Directions: Look for the string "weeks" in every line, and copy each line that has it.

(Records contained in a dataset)
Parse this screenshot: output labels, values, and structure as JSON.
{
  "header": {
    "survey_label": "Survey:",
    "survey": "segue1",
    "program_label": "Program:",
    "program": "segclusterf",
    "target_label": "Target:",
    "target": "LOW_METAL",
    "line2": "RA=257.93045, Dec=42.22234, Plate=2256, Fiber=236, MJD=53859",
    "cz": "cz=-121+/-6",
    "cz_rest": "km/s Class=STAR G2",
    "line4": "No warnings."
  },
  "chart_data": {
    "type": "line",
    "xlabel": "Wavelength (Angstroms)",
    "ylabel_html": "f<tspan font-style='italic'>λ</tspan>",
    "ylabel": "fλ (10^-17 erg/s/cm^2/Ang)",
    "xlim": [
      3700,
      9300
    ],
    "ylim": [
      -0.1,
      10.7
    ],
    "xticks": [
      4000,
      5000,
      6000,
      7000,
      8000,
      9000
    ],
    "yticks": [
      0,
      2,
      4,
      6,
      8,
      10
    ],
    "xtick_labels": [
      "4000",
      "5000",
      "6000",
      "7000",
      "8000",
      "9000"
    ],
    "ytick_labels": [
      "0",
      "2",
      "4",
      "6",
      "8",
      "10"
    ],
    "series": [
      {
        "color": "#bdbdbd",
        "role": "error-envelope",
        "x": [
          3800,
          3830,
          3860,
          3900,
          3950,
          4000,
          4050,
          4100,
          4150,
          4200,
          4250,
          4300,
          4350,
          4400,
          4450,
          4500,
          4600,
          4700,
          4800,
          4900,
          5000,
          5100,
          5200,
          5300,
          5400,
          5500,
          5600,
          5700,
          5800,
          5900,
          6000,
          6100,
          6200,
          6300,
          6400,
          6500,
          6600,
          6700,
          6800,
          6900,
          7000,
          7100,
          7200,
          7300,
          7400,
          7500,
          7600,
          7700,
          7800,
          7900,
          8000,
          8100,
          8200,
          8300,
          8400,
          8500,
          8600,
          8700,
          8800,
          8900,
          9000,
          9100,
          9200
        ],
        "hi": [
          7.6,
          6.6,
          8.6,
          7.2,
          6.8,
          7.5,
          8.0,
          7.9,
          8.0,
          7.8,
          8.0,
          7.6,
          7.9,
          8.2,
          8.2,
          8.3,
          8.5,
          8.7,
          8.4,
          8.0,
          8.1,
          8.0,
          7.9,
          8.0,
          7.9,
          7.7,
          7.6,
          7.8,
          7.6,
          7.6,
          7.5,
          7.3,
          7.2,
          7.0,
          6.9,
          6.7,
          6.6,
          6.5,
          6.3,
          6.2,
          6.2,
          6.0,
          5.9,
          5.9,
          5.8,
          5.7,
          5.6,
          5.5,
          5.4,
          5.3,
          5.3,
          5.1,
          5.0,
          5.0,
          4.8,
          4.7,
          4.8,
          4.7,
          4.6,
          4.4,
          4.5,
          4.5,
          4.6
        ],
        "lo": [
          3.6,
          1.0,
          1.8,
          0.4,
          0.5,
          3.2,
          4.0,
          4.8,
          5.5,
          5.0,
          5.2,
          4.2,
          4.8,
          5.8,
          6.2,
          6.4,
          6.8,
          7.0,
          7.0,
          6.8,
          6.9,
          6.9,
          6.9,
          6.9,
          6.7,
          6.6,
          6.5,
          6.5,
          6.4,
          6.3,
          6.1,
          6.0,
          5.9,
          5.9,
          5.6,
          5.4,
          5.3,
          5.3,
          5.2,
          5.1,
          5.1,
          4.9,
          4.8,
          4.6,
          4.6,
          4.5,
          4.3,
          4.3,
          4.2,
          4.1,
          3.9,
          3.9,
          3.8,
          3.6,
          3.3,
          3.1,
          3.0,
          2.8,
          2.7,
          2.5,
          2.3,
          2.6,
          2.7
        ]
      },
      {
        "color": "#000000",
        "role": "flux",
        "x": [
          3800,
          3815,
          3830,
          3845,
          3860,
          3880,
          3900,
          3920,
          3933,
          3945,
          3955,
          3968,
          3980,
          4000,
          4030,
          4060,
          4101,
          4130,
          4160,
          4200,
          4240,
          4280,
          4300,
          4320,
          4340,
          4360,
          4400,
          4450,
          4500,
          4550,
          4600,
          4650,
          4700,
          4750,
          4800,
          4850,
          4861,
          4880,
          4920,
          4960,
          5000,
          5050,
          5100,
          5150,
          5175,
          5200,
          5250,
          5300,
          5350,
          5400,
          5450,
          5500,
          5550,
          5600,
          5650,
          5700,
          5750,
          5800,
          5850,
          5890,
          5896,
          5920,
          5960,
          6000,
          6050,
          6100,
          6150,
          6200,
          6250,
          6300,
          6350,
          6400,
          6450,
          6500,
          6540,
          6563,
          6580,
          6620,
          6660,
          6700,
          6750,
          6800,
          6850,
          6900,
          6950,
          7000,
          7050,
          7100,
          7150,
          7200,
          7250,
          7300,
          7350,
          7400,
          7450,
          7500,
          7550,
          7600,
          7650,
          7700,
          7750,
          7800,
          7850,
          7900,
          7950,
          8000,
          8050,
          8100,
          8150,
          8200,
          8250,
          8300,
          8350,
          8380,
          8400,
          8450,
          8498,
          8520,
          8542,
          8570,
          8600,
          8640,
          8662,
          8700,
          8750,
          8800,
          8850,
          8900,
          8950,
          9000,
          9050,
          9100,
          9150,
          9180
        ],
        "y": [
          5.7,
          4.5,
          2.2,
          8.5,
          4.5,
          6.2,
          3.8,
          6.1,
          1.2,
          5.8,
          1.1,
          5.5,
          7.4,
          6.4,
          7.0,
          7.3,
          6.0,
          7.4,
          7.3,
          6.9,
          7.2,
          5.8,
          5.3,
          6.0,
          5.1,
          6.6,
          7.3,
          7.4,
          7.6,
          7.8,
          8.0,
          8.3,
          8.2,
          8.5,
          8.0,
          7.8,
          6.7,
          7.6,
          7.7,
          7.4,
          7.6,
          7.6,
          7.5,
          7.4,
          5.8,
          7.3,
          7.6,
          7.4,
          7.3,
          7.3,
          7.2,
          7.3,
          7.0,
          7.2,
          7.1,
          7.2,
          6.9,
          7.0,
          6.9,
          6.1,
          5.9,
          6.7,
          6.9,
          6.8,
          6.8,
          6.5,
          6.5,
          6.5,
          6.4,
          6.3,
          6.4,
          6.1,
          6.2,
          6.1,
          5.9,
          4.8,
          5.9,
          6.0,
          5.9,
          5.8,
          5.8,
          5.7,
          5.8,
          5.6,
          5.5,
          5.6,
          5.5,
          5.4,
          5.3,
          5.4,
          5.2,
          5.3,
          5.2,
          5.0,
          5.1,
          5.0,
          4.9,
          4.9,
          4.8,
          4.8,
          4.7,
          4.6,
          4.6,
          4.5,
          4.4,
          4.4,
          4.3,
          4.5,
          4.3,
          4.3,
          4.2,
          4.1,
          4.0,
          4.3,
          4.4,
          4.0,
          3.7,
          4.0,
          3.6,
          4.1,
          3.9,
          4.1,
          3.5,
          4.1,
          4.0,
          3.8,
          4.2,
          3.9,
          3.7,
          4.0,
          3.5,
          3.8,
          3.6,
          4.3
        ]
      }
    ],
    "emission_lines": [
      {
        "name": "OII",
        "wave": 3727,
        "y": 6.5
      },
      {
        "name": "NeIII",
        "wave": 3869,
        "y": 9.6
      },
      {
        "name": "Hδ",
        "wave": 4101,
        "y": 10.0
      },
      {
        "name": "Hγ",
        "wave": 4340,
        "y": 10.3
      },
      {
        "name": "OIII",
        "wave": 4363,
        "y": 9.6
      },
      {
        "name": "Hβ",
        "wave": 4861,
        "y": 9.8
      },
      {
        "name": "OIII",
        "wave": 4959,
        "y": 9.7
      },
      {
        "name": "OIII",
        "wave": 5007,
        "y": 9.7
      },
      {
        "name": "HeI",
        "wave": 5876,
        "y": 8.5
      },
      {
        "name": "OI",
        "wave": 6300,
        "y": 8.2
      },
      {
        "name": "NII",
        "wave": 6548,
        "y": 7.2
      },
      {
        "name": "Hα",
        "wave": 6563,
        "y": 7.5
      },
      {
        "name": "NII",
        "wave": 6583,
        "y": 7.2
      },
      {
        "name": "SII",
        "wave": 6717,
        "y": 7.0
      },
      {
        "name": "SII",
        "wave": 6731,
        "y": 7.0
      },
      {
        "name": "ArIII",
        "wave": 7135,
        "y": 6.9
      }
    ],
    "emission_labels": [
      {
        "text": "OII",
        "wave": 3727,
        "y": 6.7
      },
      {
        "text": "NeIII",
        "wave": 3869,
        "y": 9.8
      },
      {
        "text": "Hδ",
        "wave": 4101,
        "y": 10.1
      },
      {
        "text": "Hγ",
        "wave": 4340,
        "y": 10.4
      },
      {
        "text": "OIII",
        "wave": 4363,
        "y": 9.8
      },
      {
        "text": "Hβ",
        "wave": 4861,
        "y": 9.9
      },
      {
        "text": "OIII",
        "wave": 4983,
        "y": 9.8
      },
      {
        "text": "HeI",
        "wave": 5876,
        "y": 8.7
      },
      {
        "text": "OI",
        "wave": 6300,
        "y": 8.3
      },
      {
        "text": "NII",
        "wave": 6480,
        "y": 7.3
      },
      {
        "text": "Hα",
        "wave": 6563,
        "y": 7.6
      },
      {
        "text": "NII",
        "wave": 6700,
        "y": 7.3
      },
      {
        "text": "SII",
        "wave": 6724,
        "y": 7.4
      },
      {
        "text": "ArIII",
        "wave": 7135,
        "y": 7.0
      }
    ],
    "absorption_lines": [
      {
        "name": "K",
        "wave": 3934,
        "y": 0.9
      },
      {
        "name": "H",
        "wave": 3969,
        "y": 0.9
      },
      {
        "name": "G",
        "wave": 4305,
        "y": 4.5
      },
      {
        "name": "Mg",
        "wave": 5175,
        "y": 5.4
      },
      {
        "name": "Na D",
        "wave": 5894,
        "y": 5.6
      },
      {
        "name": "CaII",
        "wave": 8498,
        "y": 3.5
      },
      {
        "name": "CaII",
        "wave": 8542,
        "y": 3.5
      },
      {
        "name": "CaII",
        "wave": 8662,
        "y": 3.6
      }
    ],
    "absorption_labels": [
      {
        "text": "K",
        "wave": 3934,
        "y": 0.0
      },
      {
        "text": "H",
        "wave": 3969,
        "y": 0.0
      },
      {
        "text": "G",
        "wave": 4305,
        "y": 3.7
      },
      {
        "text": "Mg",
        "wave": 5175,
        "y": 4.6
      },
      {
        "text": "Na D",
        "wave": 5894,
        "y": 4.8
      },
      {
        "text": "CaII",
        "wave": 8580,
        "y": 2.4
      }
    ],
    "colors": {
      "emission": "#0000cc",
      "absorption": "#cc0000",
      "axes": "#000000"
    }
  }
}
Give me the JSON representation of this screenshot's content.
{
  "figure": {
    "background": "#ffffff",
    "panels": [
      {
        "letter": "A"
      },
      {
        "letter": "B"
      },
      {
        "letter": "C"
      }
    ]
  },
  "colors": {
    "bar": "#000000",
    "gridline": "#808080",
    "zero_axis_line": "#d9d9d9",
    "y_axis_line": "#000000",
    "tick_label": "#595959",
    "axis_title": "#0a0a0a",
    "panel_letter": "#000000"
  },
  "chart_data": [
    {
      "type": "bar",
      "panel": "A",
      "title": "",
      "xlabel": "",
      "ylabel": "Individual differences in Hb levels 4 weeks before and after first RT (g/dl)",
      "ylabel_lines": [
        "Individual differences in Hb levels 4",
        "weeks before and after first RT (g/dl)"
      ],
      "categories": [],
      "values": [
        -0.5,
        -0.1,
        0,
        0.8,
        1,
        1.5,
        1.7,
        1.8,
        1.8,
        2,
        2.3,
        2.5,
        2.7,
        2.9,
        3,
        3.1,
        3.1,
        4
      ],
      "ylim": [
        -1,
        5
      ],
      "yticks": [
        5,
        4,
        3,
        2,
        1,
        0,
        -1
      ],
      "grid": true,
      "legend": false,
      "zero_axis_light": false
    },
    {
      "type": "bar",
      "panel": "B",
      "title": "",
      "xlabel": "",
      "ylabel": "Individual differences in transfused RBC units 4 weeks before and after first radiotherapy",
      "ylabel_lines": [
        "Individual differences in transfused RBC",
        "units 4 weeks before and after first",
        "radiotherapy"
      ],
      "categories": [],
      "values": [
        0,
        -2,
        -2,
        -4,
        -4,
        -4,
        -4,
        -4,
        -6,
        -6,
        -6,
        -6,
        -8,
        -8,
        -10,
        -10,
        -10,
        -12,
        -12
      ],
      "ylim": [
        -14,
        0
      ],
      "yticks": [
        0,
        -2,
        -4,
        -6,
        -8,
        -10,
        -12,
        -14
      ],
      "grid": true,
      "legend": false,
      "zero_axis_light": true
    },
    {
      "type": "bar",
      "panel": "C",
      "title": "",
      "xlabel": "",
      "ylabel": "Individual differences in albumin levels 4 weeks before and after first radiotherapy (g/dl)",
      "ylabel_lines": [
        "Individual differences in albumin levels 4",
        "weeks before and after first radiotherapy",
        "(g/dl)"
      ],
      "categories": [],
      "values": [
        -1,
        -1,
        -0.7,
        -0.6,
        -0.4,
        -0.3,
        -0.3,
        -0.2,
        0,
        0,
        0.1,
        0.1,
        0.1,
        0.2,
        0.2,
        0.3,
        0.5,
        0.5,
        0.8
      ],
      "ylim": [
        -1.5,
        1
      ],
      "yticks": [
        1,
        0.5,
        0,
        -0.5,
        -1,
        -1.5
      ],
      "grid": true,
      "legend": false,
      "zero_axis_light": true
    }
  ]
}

Full solution:
      "ylabel": "Individual differences in Hb levels 4 weeks before and after first RT (g/dl)",
        "weeks before and after first RT (g/dl)"
      "ylabel": "Individual differences in transfused RBC units 4 weeks before and after first radiotherapy",
        "units 4 weeks before and after first",
      "ylabel": "Individual differences in albumin levels 4 weeks before and after first radiotherapy (g/dl)",
        "weeks before and after first radiotherapy",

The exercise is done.